Stated problem
Repeat every line of the data exactly, but not the pictures.

** start of Information shown **

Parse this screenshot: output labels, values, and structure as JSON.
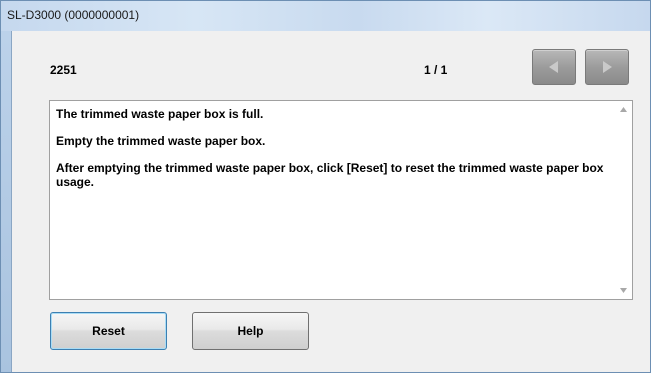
{
  "window": {
    "title": "SL-D3000 (0000000001)"
  },
  "header": {
    "code": "2251",
    "page_indicator": "1 / 1",
    "prev_icon": "triangle-left-icon",
    "next_icon": "triangle-right-icon"
  },
  "message": {
    "lines": [
      "The trimmed waste paper box is full.",
      "Empty the trimmed waste paper box.",
      "After emptying  the trimmed waste paper box, click [Reset] to reset the trimmed waste paper box usage."
    ]
  },
  "buttons": {
    "reset_label": "Reset",
    "help_label": "Help"
  },
  "colors": {
    "nav_button": "#9c9c9c",
    "reset_focus_border": "#3c7fb1"
  }
}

** end of Information shown **

Task answer
Parse this screenshot: output labels, values, and structure as JSON.
{
  "window": {
    "title": "SL-D3000 (0000000001)"
  },
  "header": {
    "code": "2251",
    "page_indicator": "1 / 1",
    "prev_icon": "triangle-left-icon",
    "next_icon": "triangle-right-icon"
  },
  "message": {
    "lines": [
      "The trimmed waste paper box is full.",
      "Empty the trimmed waste paper box.",
      "After emptying  the trimmed waste paper box, click [Reset] to reset the trimmed waste paper box usage."
    ]
  },
  "buttons": {
    "reset_label": "Reset",
    "help_label": "Help"
  },
  "colors": {
    "nav_button": "#9c9c9c",
    "reset_focus_border": "#3c7fb1"
  }
}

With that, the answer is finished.